**Information supplied**:
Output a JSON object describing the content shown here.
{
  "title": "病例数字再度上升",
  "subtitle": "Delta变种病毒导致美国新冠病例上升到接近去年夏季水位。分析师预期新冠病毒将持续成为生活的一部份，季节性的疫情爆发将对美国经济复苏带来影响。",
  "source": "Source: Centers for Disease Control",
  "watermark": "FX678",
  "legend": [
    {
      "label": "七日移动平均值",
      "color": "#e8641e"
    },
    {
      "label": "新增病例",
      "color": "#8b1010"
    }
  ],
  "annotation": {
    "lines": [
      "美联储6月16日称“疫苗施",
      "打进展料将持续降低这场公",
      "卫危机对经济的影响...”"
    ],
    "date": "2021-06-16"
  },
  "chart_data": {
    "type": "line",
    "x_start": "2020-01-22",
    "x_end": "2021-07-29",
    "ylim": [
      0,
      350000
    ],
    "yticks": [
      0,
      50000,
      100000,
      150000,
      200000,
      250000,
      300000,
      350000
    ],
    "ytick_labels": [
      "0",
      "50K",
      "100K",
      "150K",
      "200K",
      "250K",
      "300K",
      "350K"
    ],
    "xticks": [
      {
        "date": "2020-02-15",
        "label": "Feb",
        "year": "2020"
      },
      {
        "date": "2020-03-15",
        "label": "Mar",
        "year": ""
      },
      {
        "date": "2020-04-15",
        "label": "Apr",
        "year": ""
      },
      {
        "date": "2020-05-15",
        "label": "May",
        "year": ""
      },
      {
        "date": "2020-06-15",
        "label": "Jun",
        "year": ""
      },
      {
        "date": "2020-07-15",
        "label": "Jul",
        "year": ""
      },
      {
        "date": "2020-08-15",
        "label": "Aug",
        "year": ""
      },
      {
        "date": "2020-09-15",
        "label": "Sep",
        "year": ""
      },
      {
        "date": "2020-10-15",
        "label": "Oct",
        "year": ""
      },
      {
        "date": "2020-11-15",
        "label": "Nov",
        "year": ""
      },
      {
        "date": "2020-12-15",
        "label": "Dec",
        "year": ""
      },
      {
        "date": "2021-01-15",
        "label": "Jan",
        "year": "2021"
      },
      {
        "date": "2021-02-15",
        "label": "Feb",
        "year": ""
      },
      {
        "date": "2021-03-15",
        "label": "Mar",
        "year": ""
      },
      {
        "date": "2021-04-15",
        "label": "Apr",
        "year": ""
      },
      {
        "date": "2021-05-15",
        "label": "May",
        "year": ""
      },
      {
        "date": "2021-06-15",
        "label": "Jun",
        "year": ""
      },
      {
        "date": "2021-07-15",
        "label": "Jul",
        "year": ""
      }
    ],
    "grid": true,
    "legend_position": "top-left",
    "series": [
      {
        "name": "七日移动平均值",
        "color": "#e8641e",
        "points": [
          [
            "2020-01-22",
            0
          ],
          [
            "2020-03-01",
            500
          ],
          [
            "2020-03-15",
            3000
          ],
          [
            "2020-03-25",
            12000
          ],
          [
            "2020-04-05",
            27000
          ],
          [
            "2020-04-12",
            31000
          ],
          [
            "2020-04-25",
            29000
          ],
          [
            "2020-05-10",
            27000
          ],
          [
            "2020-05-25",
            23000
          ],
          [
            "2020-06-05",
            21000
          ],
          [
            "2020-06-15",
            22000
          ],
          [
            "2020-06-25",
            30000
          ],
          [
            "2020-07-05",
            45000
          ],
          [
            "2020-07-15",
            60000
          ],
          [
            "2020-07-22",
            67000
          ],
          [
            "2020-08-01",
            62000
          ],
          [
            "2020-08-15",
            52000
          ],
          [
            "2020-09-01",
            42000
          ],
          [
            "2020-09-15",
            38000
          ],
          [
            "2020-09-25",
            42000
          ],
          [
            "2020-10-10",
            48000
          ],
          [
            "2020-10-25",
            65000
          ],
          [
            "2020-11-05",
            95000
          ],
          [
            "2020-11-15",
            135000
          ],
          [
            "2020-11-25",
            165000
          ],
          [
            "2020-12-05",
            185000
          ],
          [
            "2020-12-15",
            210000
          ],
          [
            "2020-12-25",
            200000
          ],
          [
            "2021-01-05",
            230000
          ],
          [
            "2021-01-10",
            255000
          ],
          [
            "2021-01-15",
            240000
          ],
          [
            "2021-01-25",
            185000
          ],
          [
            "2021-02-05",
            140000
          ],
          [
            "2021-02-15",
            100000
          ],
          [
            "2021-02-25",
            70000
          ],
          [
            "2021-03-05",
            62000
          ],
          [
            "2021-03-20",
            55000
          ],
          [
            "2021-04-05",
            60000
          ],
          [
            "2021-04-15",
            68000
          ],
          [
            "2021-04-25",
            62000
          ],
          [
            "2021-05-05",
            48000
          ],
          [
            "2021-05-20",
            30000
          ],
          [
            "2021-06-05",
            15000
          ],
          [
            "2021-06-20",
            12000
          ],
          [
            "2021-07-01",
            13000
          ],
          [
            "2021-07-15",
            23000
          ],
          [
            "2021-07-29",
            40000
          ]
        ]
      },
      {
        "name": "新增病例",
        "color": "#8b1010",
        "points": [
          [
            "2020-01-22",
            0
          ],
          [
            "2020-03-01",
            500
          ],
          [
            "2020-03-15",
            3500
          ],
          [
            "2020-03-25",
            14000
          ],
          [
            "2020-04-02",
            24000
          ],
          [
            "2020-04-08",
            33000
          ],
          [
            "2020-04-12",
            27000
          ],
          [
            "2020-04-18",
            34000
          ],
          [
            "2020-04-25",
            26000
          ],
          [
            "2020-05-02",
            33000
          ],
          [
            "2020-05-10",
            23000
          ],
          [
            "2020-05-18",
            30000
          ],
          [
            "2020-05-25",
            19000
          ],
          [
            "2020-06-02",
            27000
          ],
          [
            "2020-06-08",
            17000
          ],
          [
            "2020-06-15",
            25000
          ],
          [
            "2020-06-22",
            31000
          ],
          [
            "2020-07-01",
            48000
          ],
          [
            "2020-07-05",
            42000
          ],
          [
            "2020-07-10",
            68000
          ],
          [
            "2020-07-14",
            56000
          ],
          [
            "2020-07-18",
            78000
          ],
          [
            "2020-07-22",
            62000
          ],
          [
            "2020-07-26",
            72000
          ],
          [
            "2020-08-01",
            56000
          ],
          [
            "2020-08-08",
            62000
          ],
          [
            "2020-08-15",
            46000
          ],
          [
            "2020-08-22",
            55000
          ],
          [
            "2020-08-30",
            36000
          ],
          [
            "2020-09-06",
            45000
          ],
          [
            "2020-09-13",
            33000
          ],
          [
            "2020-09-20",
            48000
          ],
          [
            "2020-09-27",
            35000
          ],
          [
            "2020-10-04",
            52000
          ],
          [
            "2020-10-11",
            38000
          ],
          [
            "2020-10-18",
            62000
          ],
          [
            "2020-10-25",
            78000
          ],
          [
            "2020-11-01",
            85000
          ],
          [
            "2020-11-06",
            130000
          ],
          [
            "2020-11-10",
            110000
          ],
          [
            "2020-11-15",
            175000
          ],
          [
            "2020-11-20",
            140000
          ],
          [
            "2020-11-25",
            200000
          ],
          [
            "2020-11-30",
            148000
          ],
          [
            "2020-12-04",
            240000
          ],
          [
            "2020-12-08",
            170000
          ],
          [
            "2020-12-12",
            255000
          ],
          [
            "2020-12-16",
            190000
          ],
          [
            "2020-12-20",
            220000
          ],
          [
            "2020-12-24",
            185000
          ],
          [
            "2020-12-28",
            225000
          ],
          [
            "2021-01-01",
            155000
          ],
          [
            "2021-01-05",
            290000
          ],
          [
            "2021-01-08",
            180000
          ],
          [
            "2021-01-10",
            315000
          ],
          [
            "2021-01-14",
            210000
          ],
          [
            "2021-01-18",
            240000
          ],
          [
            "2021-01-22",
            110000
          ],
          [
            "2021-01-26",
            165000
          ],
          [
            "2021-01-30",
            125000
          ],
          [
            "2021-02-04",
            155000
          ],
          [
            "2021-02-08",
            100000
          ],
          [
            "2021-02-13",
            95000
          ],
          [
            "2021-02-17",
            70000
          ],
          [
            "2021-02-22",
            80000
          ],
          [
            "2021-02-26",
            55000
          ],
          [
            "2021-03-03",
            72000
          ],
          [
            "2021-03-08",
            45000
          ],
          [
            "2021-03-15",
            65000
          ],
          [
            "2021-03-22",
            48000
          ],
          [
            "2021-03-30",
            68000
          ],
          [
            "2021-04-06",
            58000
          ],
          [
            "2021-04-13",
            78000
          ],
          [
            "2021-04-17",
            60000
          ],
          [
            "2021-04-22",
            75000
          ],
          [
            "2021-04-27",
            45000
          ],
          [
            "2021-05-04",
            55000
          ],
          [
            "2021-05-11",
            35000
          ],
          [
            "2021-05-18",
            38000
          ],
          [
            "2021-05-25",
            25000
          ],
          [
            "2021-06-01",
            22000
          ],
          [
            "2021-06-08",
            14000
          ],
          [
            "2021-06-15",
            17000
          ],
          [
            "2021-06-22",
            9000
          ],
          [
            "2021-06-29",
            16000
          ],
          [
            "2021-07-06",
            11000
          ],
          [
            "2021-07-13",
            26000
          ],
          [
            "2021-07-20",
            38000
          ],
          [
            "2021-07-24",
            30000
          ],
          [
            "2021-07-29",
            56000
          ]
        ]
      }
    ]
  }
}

**Task prompt**: In the entries above, locate every line with the word "color" and copy it.

**Task output**:
      "color": "#e8641e"
      "color": "#8b1010"
        "color": "#e8641e",
        "color": "#8b1010",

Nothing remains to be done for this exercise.